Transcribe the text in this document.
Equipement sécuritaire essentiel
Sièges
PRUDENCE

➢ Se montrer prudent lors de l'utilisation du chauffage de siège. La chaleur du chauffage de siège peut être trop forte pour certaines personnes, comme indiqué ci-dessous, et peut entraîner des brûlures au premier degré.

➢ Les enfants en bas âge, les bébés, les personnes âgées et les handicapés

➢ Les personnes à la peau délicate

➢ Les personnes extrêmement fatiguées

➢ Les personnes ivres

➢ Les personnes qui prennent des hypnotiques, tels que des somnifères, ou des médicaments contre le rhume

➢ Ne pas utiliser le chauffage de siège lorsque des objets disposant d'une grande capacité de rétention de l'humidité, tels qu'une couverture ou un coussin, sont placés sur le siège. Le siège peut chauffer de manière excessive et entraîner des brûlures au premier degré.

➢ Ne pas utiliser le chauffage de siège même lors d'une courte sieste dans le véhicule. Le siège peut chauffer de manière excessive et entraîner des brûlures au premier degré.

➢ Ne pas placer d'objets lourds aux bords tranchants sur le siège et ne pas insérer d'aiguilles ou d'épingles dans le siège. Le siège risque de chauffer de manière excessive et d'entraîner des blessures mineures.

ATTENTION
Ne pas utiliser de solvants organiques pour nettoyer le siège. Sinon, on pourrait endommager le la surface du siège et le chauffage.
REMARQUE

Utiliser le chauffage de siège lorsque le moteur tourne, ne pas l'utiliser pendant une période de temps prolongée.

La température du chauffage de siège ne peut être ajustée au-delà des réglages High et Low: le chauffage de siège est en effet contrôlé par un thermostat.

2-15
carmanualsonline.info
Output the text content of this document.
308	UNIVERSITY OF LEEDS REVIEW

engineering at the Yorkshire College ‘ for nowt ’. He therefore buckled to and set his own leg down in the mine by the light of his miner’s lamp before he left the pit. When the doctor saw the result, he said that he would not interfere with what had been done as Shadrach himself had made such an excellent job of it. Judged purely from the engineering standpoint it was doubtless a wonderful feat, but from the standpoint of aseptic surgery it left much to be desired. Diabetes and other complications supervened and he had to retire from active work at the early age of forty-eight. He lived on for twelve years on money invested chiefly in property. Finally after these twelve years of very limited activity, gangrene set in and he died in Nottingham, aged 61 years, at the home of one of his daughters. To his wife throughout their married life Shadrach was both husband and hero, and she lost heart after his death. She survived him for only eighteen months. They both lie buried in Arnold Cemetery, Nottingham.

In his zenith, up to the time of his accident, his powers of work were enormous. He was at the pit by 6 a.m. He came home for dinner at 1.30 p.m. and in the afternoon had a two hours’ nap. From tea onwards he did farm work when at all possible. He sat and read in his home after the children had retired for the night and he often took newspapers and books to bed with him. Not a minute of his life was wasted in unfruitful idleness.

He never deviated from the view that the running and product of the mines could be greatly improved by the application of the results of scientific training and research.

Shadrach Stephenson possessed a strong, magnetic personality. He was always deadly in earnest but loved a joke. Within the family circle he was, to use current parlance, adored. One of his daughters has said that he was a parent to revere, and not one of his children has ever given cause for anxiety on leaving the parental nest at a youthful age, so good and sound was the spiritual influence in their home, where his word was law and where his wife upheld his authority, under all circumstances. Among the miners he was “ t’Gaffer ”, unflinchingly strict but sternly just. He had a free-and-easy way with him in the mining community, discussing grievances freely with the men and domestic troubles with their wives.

---

Transcribe each entry exactly.

### EXERCISE RESPONSE:
Transcribe the text in this document.
Equipement sécuritaire essentiel
Sièges
PRUDENCE

➢ Se montrer prudent lors de l'utilisation du chauffage de siège. La chaleur du chauffage de siège peut être trop forte pour certaines personnes, comme indiqué ci-dessous, et peut entraîner des brûlures au premier degré.

➢ Les enfants en bas âge, les bébés, les personnes âgées et les handicapés

➢ Les personnes à la peau délicate

➢ Les personnes extrêmement fatiguées

➢ Les personnes ivres

➢ Les personnes qui prennent des hypnotiques, tels que des somnifères, ou des médicaments contre le rhume

➢ Ne pas utiliser le chauffage de siège lorsque des objets disposant d'une grande capacité de rétention de l'humidité, tels qu'une couverture ou un coussin, sont placés sur le siège. Le siège peut chauffer de manière excessive et entraîner des brûlures au premier degré.

➢ Ne pas utiliser le chauffage de siège même lors d'une courte sieste dans le véhicule. Le siège peut chauffer de manière excessive et entraîner des brûlures au premier degré.

➢ Ne pas placer d'objets lourds aux bords tranchants sur le siège et ne pas insérer d'aiguilles ou d'épingles dans le siège. Le siège risque de chauffer de manière excessive et d'entraîner des blessures mineures.

ATTENTION
Ne pas utiliser de solvants organiques pour nettoyer le siège. Sinon, on pourrait endommager le la surface du siège et le chauffage.
REMARQUE

Utiliser le chauffage de siège lorsque le moteur tourne, ne pas l'utiliser pendant une période de temps prolongée.

La température du chauffage de siège ne peut être ajustée au-delà des réglages High et Low: le chauffage de siège est en effet contrôlé par un thermostat.

2-15
carmanualsonline.info
Output the text content of this document.
308	UNIVERSITY OF LEEDS REVIEW

engineering at the Yorkshire College ‘ for nowt ’. He therefore buckled to and set his own leg down in the mine by the light of his miner’s lamp before he left the pit. When the doctor saw the result, he said that he would not interfere with what had been done as Shadrach himself had made such an excellent job of it. Judged purely from the engineering standpoint it was doubtless a wonderful feat, but from the standpoint of aseptic surgery it left much to be desired. Diabetes and other complications supervened and he had to retire from active work at the early age of forty-eight. He lived on for twelve years on money invested chiefly in property. Finally after these twelve years of very limited activity, gangrene set in and he died in Nottingham, aged 61 years, at the home of one of his daughters. To his wife throughout their married life Shadrach was both husband and hero, and she lost heart after his death. She survived him for only eighteen months. They both lie buried in Arnold Cemetery, Nottingham.

In his zenith, up to the time of his accident, his powers of work were enormous. He was at the pit by 6 a.m. He came home for dinner at 1.30 p.m. and in the afternoon had a two hours’ nap. From tea onwards he did farm work when at all possible. He sat and read in his home after the children had retired for the night and he often took newspapers and books to bed with him. Not a minute of his life was wasted in unfruitful idleness.

He never deviated from the view that the running and product of the mines could be greatly improved by the application of the results of scientific training and research.

Shadrach Stephenson possessed a strong, magnetic personality. He was always deadly in earnest but loved a joke. Within the family circle he was, to use current parlance, adored. One of his daughters has said that he was a parent to revere, and not one of his children has ever given cause for anxiety on leaving the parental nest at a youthful age, so good and sound was the spiritual influence in their home, where his word was law and where his wife upheld his authority, under all circumstances. Among the miners he was “ t’Gaffer ”, unflinchingly strict but sternly just. He had a free-and-easy way with him in the mining community, discussing grievances freely with the men and domestic troubles with their wives.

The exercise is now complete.